### Task objective
Collect every line below that contains the word "series".

### Excerpted data
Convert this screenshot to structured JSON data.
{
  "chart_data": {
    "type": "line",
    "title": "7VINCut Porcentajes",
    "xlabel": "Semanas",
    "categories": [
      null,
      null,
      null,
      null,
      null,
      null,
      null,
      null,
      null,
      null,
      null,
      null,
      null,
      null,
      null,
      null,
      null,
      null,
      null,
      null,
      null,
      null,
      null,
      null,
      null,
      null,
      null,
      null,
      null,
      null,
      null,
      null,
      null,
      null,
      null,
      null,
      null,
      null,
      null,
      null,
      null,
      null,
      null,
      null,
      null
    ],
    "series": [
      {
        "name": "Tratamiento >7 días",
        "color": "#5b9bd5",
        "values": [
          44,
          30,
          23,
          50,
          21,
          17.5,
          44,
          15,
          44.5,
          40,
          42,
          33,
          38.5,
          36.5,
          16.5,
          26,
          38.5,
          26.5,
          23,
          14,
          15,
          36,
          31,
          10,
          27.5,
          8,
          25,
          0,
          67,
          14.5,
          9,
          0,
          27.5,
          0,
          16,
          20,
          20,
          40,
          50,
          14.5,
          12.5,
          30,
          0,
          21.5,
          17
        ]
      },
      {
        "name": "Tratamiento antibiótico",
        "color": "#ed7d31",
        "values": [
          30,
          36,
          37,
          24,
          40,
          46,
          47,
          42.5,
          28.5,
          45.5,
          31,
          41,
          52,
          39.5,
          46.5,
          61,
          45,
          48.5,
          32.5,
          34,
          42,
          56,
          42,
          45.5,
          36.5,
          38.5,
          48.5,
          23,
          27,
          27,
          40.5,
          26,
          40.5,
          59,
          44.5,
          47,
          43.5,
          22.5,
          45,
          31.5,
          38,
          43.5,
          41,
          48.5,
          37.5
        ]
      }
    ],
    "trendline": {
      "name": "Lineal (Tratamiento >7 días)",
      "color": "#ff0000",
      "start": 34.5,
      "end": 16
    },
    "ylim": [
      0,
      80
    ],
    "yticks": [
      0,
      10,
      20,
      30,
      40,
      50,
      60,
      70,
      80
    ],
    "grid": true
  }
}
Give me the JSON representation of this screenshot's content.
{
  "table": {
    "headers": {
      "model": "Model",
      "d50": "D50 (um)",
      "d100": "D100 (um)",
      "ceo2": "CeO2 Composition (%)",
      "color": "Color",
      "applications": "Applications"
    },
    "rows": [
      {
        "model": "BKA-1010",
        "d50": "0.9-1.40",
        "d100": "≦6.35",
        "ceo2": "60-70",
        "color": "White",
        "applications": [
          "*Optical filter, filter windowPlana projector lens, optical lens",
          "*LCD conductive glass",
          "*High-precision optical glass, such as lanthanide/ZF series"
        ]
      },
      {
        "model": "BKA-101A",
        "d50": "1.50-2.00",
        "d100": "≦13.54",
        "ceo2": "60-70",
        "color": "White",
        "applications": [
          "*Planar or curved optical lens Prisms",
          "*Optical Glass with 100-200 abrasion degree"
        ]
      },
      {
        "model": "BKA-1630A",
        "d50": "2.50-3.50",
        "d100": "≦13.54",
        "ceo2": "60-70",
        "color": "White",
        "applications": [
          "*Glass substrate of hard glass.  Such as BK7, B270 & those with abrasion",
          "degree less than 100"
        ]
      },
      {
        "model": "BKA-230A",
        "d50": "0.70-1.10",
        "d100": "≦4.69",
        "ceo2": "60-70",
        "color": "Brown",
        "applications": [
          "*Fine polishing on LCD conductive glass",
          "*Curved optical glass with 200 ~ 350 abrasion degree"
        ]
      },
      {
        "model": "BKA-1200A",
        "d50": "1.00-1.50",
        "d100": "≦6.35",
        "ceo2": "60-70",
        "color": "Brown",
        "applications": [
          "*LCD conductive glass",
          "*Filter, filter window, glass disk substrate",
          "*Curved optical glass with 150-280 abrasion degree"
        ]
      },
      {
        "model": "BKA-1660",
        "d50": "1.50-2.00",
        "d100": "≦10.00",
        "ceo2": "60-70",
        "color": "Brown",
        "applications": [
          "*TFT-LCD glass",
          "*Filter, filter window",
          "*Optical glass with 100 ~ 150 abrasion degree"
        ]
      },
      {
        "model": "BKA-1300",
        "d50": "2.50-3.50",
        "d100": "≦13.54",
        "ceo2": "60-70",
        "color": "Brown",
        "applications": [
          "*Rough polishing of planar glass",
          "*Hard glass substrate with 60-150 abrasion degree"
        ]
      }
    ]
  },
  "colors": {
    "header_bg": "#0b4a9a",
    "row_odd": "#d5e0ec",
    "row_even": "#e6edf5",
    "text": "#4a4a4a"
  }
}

### Answer to the exercise
    "series": [
          "*High-precision optical glass, such as lanthanide/ZF series"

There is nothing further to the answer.